=== RECORDS FOR THE TASK ===
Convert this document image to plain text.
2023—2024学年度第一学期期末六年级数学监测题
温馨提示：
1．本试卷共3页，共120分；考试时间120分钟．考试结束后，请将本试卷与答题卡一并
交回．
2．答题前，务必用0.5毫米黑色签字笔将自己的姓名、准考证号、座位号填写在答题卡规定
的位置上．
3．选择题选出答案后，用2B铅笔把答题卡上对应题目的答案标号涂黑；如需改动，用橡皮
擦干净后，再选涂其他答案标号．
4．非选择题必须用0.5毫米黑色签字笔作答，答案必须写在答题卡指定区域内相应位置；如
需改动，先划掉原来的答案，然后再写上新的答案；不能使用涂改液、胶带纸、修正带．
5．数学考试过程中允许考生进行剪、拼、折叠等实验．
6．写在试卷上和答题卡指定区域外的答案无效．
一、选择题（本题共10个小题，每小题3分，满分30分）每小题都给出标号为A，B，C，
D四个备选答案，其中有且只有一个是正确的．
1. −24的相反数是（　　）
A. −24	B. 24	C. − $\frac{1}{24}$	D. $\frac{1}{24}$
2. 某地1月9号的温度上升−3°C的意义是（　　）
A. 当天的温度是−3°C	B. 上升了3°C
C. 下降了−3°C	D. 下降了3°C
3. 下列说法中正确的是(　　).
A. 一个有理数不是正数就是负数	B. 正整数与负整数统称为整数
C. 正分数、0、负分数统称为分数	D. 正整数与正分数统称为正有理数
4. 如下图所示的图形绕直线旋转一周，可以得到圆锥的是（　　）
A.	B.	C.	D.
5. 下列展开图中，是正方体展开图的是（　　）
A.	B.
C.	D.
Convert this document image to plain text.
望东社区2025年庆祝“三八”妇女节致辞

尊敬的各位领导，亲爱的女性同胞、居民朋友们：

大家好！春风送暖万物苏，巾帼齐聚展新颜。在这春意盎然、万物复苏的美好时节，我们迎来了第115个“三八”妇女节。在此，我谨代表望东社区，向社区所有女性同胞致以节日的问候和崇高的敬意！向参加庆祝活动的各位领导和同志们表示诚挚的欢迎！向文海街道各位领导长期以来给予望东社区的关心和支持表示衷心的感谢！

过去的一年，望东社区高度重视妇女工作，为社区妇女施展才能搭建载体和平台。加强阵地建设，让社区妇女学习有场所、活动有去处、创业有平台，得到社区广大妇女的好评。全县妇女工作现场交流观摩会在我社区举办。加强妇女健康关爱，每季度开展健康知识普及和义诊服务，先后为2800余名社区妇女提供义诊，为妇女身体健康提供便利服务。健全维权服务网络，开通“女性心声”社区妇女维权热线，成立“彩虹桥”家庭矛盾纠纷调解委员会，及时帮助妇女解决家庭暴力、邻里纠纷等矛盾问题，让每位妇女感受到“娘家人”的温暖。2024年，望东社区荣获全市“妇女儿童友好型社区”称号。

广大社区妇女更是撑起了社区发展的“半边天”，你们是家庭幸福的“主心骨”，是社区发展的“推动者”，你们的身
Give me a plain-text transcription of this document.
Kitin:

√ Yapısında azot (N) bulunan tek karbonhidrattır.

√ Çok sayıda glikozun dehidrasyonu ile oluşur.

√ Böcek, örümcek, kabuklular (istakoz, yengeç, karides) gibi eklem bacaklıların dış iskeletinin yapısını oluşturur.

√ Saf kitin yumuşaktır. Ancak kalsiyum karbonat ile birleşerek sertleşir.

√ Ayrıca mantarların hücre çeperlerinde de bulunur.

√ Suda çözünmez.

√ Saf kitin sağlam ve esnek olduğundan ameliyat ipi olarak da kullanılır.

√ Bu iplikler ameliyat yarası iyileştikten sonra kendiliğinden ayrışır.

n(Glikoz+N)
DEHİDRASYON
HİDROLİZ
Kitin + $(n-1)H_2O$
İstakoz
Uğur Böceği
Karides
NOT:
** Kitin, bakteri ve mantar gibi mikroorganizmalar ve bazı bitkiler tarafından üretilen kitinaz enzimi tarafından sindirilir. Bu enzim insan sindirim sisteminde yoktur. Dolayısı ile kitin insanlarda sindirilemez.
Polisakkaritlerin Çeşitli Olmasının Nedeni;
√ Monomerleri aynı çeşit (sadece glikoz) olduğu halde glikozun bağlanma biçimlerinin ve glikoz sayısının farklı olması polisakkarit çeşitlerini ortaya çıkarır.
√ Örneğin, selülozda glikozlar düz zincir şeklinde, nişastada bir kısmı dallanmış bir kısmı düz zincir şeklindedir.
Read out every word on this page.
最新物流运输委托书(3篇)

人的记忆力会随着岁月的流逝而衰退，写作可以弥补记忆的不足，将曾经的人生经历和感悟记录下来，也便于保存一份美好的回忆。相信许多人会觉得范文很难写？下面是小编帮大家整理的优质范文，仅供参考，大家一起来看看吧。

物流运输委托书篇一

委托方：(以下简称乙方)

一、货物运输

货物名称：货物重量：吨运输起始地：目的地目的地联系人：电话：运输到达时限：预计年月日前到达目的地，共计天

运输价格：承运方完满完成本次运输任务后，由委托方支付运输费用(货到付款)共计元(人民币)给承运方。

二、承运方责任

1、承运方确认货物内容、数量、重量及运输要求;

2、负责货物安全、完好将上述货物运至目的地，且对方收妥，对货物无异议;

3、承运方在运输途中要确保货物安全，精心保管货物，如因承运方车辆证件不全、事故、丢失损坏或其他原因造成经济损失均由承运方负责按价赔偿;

=== TASK DIRECTIONS ===
The whole listing above needs to be written out again exactly.

=== EXPECTED ANSWER ===
Convert this document image to plain text.
2023—2024学年度第一学期期末六年级数学监测题
温馨提示：
1．本试卷共3页，共120分；考试时间120分钟．考试结束后，请将本试卷与答题卡一并
交回．
2．答题前，务必用0.5毫米黑色签字笔将自己的姓名、准考证号、座位号填写在答题卡规定
的位置上．
3．选择题选出答案后，用2B铅笔把答题卡上对应题目的答案标号涂黑；如需改动，用橡皮
擦干净后，再选涂其他答案标号．
4．非选择题必须用0.5毫米黑色签字笔作答，答案必须写在答题卡指定区域内相应位置；如
需改动，先划掉原来的答案，然后再写上新的答案；不能使用涂改液、胶带纸、修正带．
5．数学考试过程中允许考生进行剪、拼、折叠等实验．
6．写在试卷上和答题卡指定区域外的答案无效．
一、选择题（本题共10个小题，每小题3分，满分30分）每小题都给出标号为A，B，C，
D四个备选答案，其中有且只有一个是正确的．
1. −24的相反数是（　　）
A. −24	B. 24	C. − $\frac{1}{24}$	D. $\frac{1}{24}$
2. 某地1月9号的温度上升−3°C的意义是（　　）
A. 当天的温度是−3°C	B. 上升了3°C
C. 下降了−3°C	D. 下降了3°C
3. 下列说法中正确的是(　　).
A. 一个有理数不是正数就是负数	B. 正整数与负整数统称为整数
C. 正分数、0、负分数统称为分数	D. 正整数与正分数统称为正有理数
4. 如下图所示的图形绕直线旋转一周，可以得到圆锥的是（　　）
A.	B.	C.	D.
5. 下列展开图中，是正方体展开图的是（　　）
A.	B.
C.	D.
Convert this document image to plain text.
望东社区2025年庆祝“三八”妇女节致辞

尊敬的各位领导，亲爱的女性同胞、居民朋友们：

大家好！春风送暖万物苏，巾帼齐聚展新颜。在这春意盎然、万物复苏的美好时节，我们迎来了第115个“三八”妇女节。在此，我谨代表望东社区，向社区所有女性同胞致以节日的问候和崇高的敬意！向参加庆祝活动的各位领导和同志们表示诚挚的欢迎！向文海街道各位领导长期以来给予望东社区的关心和支持表示衷心的感谢！

过去的一年，望东社区高度重视妇女工作，为社区妇女施展才能搭建载体和平台。加强阵地建设，让社区妇女学习有场所、活动有去处、创业有平台，得到社区广大妇女的好评。全县妇女工作现场交流观摩会在我社区举办。加强妇女健康关爱，每季度开展健康知识普及和义诊服务，先后为2800余名社区妇女提供义诊，为妇女身体健康提供便利服务。健全维权服务网络，开通“女性心声”社区妇女维权热线，成立“彩虹桥”家庭矛盾纠纷调解委员会，及时帮助妇女解决家庭暴力、邻里纠纷等矛盾问题，让每位妇女感受到“娘家人”的温暖。2024年，望东社区荣获全市“妇女儿童友好型社区”称号。

广大社区妇女更是撑起了社区发展的“半边天”，你们是家庭幸福的“主心骨”，是社区发展的“推动者”，你们的身
Give me a plain-text transcription of this document.
Kitin:

√ Yapısında azot (N) bulunan tek karbonhidrattır.

√ Çok sayıda glikozun dehidrasyonu ile oluşur.

√ Böcek, örümcek, kabuklular (istakoz, yengeç, karides) gibi eklem bacaklıların dış iskeletinin yapısını oluşturur.

√ Saf kitin yumuşaktır. Ancak kalsiyum karbonat ile birleşerek sertleşir.

√ Ayrıca mantarların hücre çeperlerinde de bulunur.

√ Suda çözünmez.

√ Saf kitin sağlam ve esnek olduğundan ameliyat ipi olarak da kullanılır.

√ Bu iplikler ameliyat yarası iyileştikten sonra kendiliğinden ayrışır.

n(Glikoz+N)
DEHİDRASYON
HİDROLİZ
Kitin + $(n-1)H_2O$
İstakoz
Uğur Böceği
Karides
NOT:
** Kitin, bakteri ve mantar gibi mikroorganizmalar ve bazı bitkiler tarafından üretilen kitinaz enzimi tarafından sindirilir. Bu enzim insan sindirim sisteminde yoktur. Dolayısı ile kitin insanlarda sindirilemez.
Polisakkaritlerin Çeşitli Olmasının Nedeni;
√ Monomerleri aynı çeşit (sadece glikoz) olduğu halde glikozun bağlanma biçimlerinin ve glikoz sayısının farklı olması polisakkarit çeşitlerini ortaya çıkarır.
√ Örneğin, selülozda glikozlar düz zincir şeklinde, nişastada bir kısmı dallanmış bir kısmı düz zincir şeklindedir.
Read out every word on this page.
最新物流运输委托书(3篇)

人的记忆力会随着岁月的流逝而衰退，写作可以弥补记忆的不足，将曾经的人生经历和感悟记录下来，也便于保存一份美好的回忆。相信许多人会觉得范文很难写？下面是小编帮大家整理的优质范文，仅供参考，大家一起来看看吧。

物流运输委托书篇一

委托方：(以下简称乙方)

一、货物运输

货物名称：货物重量：吨运输起始地：目的地目的地联系人：电话：运输到达时限：预计年月日前到达目的地，共计天

运输价格：承运方完满完成本次运输任务后，由委托方支付运输费用(货到付款)共计元(人民币)给承运方。

二、承运方责任

1、承运方确认货物内容、数量、重量及运输要求;

2、负责货物安全、完好将上述货物运至目的地，且对方收妥，对货物无异议;

3、承运方在运输途中要确保货物安全，精心保管货物，如因承运方车辆证件不全、事故、丢失损坏或其他原因造成经济损失均由承运方负责按价赔偿;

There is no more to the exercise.